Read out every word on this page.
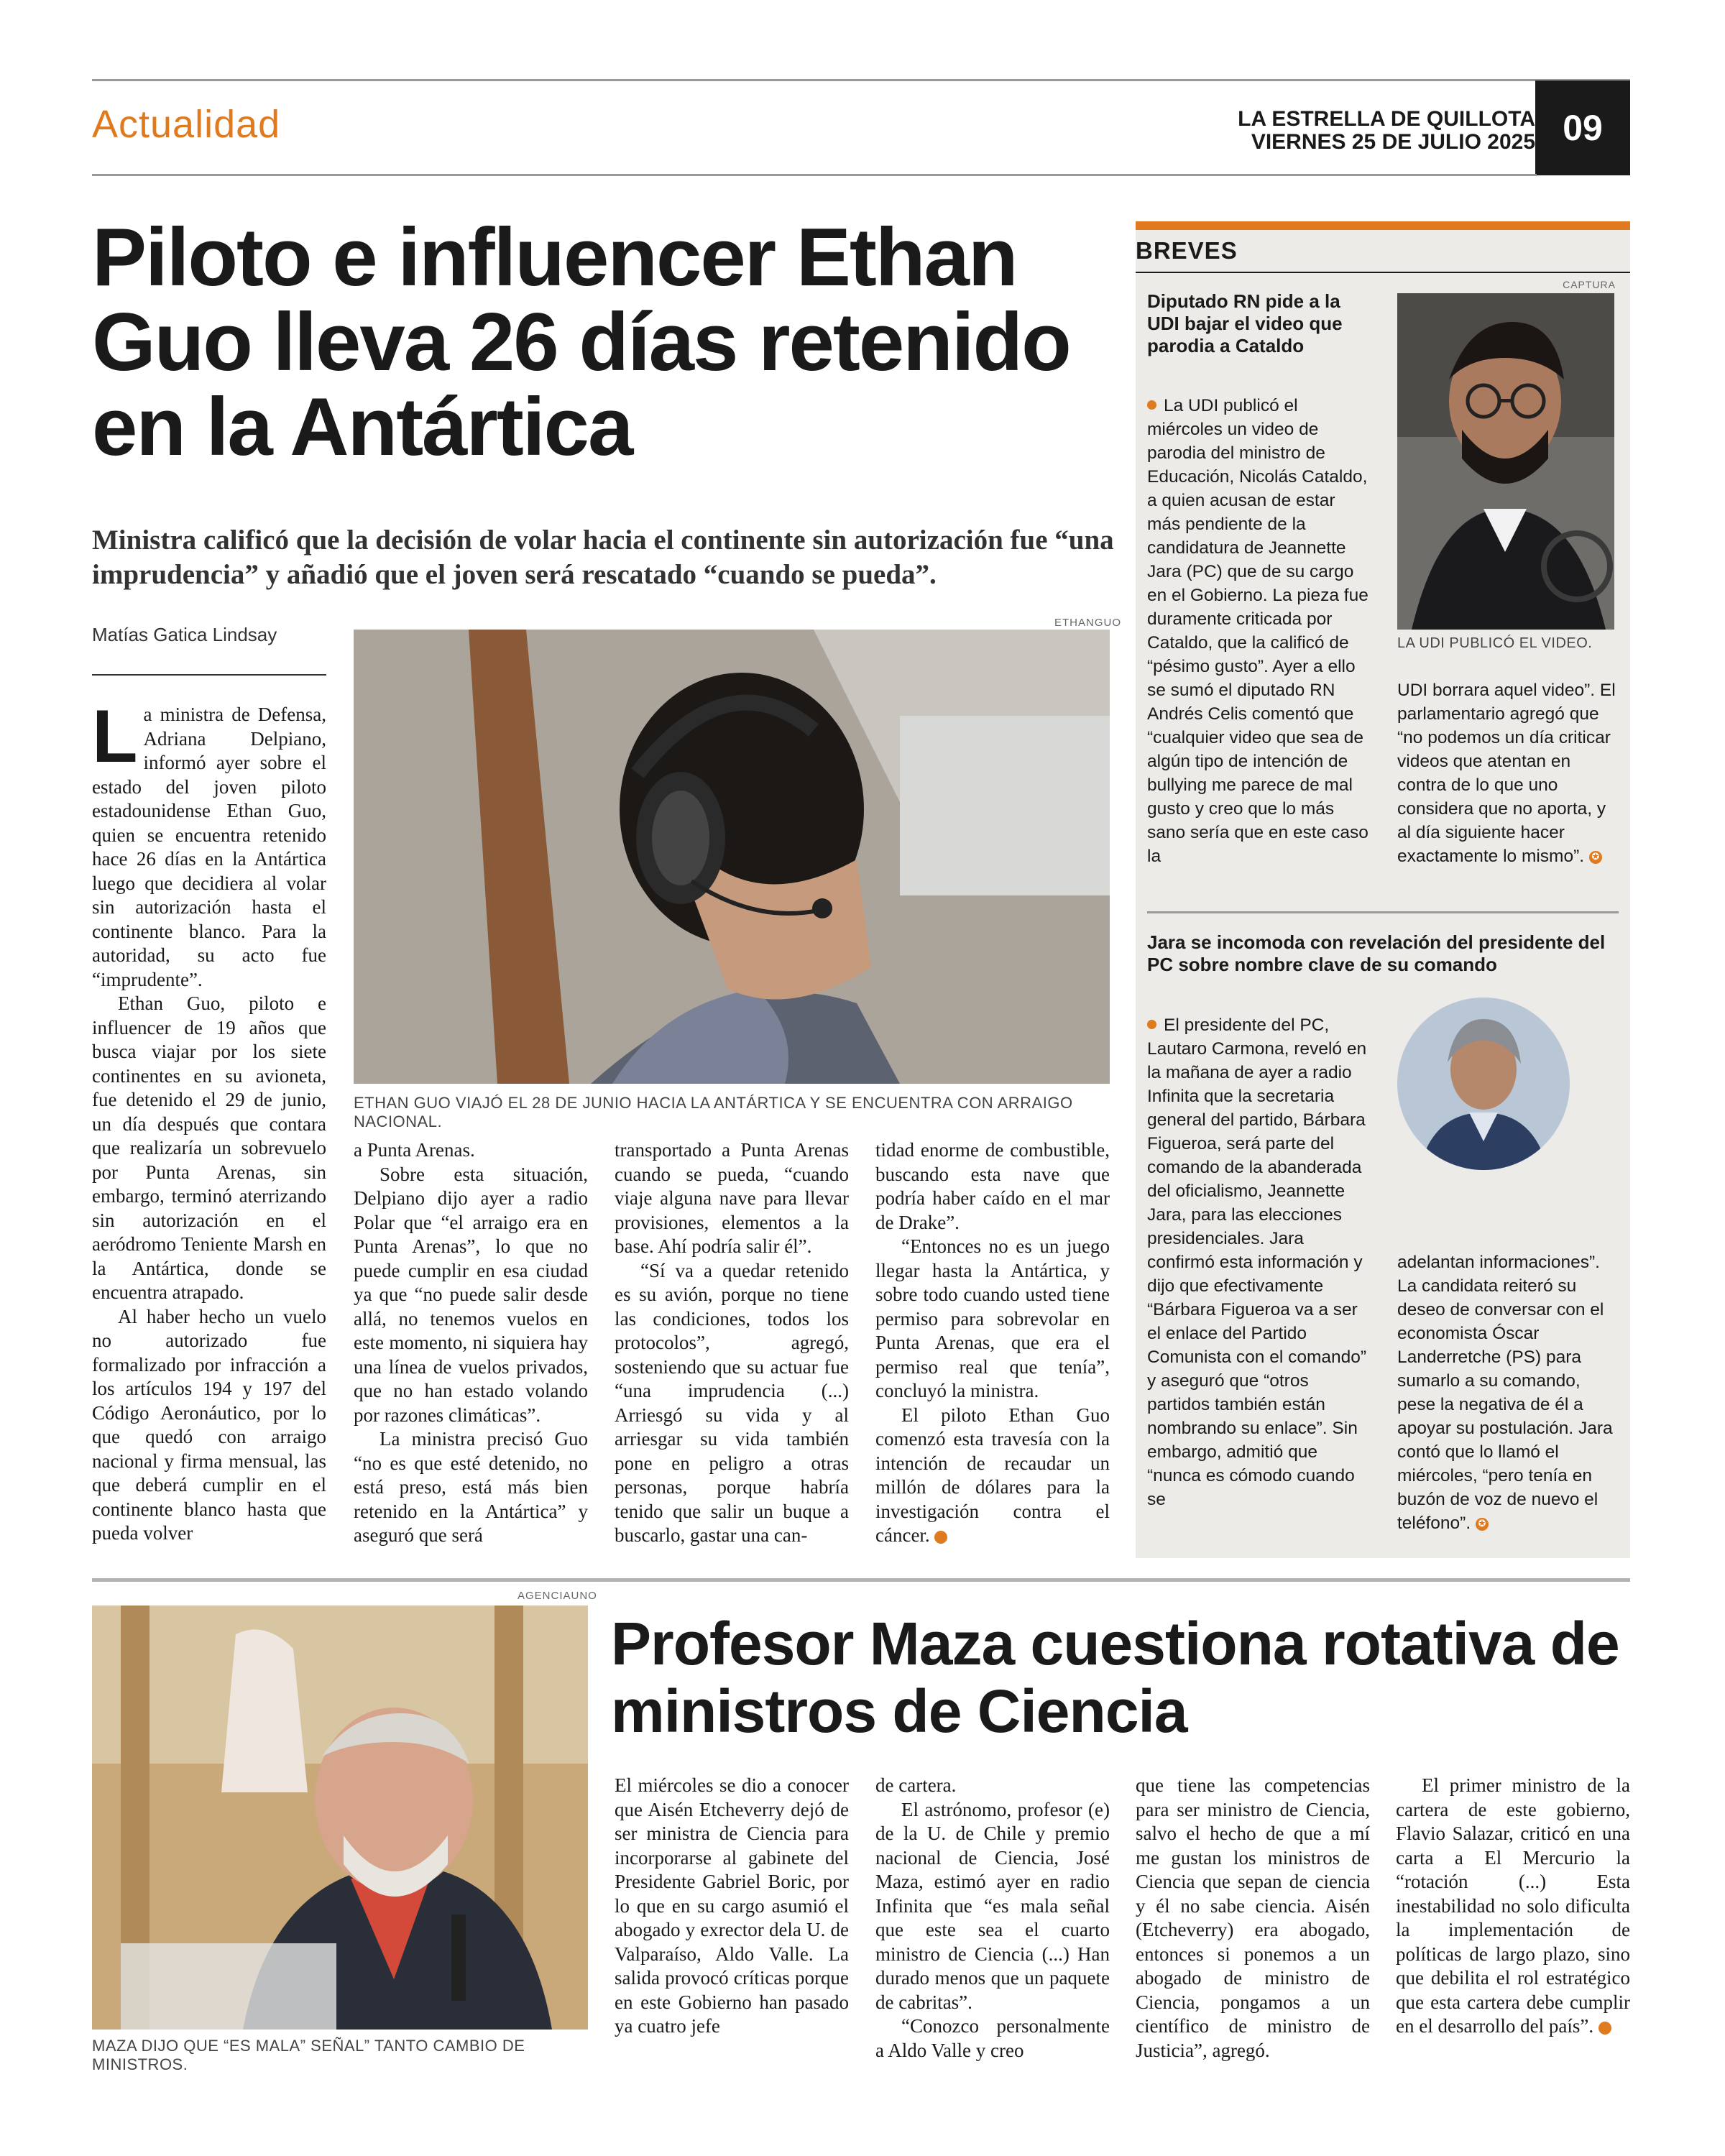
Actualidad	LA ESTRELLA DE QUILLOTA
VIERNES 25 DE JULIO 2025 09
Piloto e influencer Ethan Guo lleva 26 días retenido en la Antártica
Ministra calificó que la decisión de volar hacia el continente sin autorización fue “una imprudencia” y añadió que el joven será rescatado “cuando se pueda”.
Matías Gatica Lindsay
ETHANGUO
ETHAN GUO VIAJÓ EL 28 DE JUNIO HACIA LA ANTÁRTICA Y SE ENCUENTRA CON ARRAIGO NACIONAL.

La ministra de Defensa, Adriana Delpiano, informó ayer sobre el estado del joven piloto estadounidense Ethan Guo, quien se encuentra retenido hace 26 días en la Antártica luego que decidiera al volar sin autorización hasta el continente blanco. Para la autoridad, su acto fue “imprudente”.

Ethan Guo, piloto e influencer de 19 años que busca viajar por los siete continentes en su avioneta, fue detenido el 29 de junio, un día después que contara que realizaría un sobrevuelo por Punta Arenas, sin embargo, terminó aterrizando sin autorización en el aeródromo Teniente Marsh en la Antártica, donde se encuentra atrapado.

Al haber hecho un vuelo no autorizado fue formalizado por infracción a los artículos 194 y 197 del Código Aeronáutico, por lo que quedó con arraigo nacional y firma mensual, las que deberá cumplir en el continente blanco hasta que pueda volver

a Punta Arenas.

Sobre esta situación, Delpiano dijo ayer a radio Polar que “el arraigo era en Punta Arenas”, lo que no puede cumplir en esa ciudad ya que “no puede salir desde allá, no tenemos vuelos en este momento, ni siquiera hay una línea de vuelos privados, que no han estado volando por razones climáticas”.

La ministra precisó Guo “no es que esté detenido, no está preso, está más bien retenido en la Antártica” y aseguró que será

transportado a Punta Arenas cuando se pueda, “cuando viaje alguna nave para llevar provisiones, elementos a la base. Ahí podría salir él”.

“Sí va a quedar retenido es su avión, porque no tiene las condiciones, todos los protocolos”, agregó, sosteniendo que su actuar fue “una imprudencia (...) Arriesgó su vida y al arriesgar su vida también pone en peligro a otras personas, porque habría tenido que salir un buque a buscarlo, gastar una can-

tidad enorme de combustible, buscando esta nave que podría haber caído en el mar de Drake”.

“Entonces no es un juego llegar hasta la Antártica, y sobre todo cuando usted tiene permiso para sobrevolar en Punta Arenas, que era el permiso real que tenía”, concluyó la ministra.

El piloto Ethan Guo comenzó esta travesía con la intención de recaudar un millón de dólares para la investigación contra el cáncer.	✪

BREVES
Diputado RN pide a la UDI bajar el video que parodia a Cataldo
CAPTURA
LA UDI PUBLICÓ EL VIDEO.

La UDI publicó el miércoles un video de parodia del ministro de Educación, Nicolás Cataldo, a quien acusan de estar más pendiente de la candidatura de Jeannette Jara (PC) que de su cargo en el Gobierno. La pieza fue duramente criticada por Cataldo, que la calificó de “pésimo gusto”. Ayer a ello se sumó el diputado RN Andrés Celis comentó que “cualquier video que sea de algún tipo de intención de bullying me parece de mal gusto y creo que lo más sano sería que en este caso la

UDI borrara aquel video”. El parlamentario agregó que “no podemos un día criticar videos que atentan en contra de lo que uno considera que no aporta, y al día siguiente hacer exactamente lo mismo”. ✪

Jara se incomoda con revelación del presidente del PC sobre nombre clave de su comando

El presidente del PC, Lautaro Carmona, reveló en la mañana de ayer a radio Infinita que la secretaria general del partido, Bárbara Figueroa, será parte del comando de la abanderada del oficialismo, Jeannette Jara, para las elecciones presidenciales. Jara confirmó esta información y dijo que efectivamente “Bárbara Figueroa va a ser el enlace del Partido Comunista con el comando” y aseguró que “otros partidos también están nombrando su enlace”. Sin embargo, admitió que “nunca es cómodo cuando se

adelantan informaciones”. La candidata reiteró su deseo de conversar con el economista Óscar Landerretche (PS) para sumarlo a su comando, pese la negativa de él a apoyar su postulación. Jara contó que lo llamó el miércoles, “pero tenía en buzón de voz de nuevo el teléfono”. ✪

AGENCIAUNO
MAZA DIJO QUE “ES MALA” SEÑAL” TANTO CAMBIO DE MINISTROS.
Profesor Maza cuestiona rotativa de ministros de Ciencia

El miércoles se dio a conocer que Aisén Etcheverry dejó de ser ministra de Ciencia para incorporarse al gabinete del Presidente Gabriel Boric, por lo que en su cargo asumió el abogado y exrector dela U. de Valparaíso, Aldo Valle. La salida provocó críticas porque en este Gobierno han pasado ya cuatro jefe

de cartera.

El astrónomo, profesor (e) de la U. de Chile y premio nacional de Ciencia, José Maza, estimó ayer en radio Infinita que “es mala señal que este sea el cuarto ministro de Ciencia (...) Han durado menos que un paquete de cabritas”.

“Conozco personalmente a Aldo Valle y creo

que tiene las competencias para ser ministro de Ciencia, salvo el hecho de que a mí me gustan los ministros de Ciencia que sepan de ciencia y él no sabe ciencia. Aisén (Etcheverry) era abogado, entonces si ponemos a un abogado de ministro de Ciencia, pongamos a un científico de ministro de Justicia”, agregó.

El primer ministro de la cartera de este gobierno, Flavio Salazar, criticó en una carta a El Mercurio la “rotación (...) Esta inestabilidad no solo dificulta la implementación de políticas de largo plazo, sino que debilita el rol estratégico que esta cartera debe cumplir en el desarrollo del país”.	✪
--------
TASK STATEMENT: Report only the number of lines in the records that include the word "influencer".

FINISHED EXERCISE: 2